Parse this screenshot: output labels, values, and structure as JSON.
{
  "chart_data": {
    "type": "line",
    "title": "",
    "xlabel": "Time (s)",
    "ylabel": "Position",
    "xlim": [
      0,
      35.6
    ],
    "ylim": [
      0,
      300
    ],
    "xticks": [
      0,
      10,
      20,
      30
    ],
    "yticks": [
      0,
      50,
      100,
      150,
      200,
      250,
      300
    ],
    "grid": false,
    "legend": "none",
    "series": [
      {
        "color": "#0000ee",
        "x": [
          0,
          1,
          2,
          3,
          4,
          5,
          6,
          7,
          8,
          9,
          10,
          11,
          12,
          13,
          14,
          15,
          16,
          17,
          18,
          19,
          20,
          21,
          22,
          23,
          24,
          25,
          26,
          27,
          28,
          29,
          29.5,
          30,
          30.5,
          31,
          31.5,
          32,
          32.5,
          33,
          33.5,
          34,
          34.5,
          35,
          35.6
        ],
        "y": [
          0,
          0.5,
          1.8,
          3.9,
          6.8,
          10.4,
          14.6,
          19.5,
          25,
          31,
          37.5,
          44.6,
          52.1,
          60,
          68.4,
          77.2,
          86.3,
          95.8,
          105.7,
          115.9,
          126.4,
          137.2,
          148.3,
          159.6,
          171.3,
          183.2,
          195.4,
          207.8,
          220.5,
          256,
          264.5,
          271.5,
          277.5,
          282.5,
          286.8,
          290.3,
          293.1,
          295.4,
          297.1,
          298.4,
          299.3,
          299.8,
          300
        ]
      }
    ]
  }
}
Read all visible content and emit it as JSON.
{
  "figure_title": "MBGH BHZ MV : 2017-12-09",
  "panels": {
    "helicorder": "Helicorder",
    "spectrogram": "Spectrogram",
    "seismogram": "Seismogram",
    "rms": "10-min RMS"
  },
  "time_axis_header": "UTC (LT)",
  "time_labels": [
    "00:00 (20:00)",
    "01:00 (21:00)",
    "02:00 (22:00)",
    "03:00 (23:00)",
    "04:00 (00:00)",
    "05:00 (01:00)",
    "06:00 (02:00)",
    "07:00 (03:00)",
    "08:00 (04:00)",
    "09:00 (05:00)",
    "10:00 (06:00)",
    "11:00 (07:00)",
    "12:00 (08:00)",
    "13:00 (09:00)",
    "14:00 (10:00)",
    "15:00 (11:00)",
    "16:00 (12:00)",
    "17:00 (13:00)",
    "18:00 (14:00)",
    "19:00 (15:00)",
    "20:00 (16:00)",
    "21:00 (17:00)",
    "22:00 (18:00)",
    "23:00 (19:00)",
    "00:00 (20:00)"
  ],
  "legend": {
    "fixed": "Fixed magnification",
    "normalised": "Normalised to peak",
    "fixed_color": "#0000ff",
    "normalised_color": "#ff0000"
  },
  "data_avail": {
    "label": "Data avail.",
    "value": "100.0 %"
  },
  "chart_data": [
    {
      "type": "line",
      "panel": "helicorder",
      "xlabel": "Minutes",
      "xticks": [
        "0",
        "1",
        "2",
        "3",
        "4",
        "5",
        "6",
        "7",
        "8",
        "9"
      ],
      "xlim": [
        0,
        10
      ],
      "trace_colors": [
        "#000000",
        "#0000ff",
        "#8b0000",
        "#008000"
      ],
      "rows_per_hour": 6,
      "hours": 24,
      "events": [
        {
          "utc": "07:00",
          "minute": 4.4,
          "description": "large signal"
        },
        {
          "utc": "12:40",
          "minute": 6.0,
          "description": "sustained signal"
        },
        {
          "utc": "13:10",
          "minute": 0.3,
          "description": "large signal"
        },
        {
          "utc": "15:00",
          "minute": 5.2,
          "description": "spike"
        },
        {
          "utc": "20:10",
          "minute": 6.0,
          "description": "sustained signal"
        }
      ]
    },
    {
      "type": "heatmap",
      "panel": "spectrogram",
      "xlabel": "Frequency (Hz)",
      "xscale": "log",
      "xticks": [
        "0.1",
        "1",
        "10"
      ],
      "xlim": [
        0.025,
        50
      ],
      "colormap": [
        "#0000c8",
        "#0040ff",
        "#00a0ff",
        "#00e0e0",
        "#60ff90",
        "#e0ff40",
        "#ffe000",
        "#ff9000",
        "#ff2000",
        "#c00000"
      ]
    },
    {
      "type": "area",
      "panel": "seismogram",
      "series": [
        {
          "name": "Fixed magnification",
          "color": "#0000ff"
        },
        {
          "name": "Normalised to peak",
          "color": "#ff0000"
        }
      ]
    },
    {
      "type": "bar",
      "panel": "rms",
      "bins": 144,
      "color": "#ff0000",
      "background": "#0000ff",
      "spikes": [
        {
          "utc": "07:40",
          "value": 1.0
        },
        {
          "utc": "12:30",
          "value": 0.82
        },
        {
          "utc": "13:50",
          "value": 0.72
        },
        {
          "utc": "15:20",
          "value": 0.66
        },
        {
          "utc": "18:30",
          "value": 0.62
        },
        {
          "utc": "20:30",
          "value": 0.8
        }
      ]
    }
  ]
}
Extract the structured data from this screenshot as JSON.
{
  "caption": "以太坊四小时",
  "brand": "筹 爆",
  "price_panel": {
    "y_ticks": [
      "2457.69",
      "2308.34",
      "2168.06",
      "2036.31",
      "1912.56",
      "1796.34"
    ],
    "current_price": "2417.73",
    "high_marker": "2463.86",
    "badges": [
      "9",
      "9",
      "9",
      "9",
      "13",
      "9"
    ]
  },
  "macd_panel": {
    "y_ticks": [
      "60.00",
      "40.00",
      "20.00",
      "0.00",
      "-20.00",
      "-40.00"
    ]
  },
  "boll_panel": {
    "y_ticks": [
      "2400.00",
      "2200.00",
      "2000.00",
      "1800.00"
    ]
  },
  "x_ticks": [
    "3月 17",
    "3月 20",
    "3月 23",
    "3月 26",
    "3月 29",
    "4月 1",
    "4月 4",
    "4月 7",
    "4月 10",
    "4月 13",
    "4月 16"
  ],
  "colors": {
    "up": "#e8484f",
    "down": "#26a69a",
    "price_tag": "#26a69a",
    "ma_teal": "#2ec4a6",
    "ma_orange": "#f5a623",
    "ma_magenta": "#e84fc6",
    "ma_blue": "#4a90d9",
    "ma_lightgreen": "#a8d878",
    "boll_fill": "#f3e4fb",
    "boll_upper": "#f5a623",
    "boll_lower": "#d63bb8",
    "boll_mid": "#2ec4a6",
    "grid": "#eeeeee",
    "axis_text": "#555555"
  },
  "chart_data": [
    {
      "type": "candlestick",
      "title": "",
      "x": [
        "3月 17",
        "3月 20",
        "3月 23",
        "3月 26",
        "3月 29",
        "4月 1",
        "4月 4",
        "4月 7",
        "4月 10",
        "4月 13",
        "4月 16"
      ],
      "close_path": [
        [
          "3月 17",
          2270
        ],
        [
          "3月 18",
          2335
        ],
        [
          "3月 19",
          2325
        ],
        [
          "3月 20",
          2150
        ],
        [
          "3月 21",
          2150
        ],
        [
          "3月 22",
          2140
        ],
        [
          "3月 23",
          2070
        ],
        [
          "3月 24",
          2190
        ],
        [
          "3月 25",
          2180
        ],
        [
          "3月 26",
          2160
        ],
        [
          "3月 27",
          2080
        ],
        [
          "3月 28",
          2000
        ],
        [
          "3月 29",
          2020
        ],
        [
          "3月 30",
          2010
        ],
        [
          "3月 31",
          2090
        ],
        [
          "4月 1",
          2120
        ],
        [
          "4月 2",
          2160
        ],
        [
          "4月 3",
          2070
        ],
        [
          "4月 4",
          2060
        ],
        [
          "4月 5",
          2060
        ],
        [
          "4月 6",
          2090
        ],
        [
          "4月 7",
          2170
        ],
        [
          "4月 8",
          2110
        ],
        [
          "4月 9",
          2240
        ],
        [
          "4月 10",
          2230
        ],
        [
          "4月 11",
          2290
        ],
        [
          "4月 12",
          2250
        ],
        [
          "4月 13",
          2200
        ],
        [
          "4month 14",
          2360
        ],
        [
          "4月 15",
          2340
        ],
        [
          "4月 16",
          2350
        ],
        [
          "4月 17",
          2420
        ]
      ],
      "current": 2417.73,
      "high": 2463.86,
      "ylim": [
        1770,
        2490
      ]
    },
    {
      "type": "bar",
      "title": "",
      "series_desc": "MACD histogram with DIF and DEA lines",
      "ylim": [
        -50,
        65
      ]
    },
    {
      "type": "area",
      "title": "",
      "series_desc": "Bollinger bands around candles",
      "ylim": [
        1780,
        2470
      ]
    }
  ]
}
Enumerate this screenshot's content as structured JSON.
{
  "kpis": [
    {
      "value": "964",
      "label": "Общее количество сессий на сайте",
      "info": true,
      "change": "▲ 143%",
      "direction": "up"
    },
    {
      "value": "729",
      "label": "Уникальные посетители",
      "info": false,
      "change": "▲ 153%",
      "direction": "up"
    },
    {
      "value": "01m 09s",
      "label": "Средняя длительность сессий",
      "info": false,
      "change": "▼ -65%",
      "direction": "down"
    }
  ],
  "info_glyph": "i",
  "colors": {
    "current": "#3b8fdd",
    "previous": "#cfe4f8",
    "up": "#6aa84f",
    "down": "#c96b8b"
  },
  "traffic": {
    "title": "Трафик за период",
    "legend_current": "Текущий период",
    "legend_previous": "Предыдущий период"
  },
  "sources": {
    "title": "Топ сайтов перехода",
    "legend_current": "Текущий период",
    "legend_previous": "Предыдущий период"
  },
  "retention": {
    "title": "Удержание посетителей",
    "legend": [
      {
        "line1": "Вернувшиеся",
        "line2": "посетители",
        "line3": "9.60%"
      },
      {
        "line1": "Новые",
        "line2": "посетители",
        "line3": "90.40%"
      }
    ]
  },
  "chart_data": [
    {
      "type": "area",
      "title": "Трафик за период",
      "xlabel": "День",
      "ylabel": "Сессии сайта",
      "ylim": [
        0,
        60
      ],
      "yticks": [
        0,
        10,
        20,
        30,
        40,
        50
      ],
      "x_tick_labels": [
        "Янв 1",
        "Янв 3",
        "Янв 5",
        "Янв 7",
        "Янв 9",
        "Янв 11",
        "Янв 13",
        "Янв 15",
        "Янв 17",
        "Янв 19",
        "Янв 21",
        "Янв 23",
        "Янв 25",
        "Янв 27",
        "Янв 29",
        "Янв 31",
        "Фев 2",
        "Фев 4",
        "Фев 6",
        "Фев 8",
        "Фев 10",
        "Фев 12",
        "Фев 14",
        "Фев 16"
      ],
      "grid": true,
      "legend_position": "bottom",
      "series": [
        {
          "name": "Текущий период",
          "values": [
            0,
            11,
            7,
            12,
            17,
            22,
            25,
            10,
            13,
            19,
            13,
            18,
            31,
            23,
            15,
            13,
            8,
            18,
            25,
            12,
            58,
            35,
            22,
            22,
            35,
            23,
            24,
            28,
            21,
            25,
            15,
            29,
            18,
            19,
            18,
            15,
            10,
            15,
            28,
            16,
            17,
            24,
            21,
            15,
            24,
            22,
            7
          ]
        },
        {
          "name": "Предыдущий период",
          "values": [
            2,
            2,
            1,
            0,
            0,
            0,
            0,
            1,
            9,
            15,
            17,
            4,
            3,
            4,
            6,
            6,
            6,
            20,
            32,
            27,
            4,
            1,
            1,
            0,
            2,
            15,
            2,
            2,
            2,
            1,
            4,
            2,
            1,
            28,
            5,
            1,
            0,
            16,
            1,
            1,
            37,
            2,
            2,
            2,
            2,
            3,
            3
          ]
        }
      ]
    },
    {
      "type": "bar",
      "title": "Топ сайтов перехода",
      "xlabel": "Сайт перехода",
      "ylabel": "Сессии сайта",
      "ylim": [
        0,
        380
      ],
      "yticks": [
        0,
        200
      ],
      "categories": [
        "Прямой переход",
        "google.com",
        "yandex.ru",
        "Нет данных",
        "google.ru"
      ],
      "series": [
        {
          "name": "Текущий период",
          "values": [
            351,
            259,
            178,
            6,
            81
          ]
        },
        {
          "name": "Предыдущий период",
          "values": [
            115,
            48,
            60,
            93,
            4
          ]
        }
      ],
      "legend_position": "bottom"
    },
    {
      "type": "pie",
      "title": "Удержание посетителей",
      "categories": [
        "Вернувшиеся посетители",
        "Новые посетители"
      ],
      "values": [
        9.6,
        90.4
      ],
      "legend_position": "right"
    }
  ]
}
================================
- **GIVEN EXERCISE**
Only a number is wanted: how many lines contain the word "spectrogram"?

- **CORRECT ANSWER**
2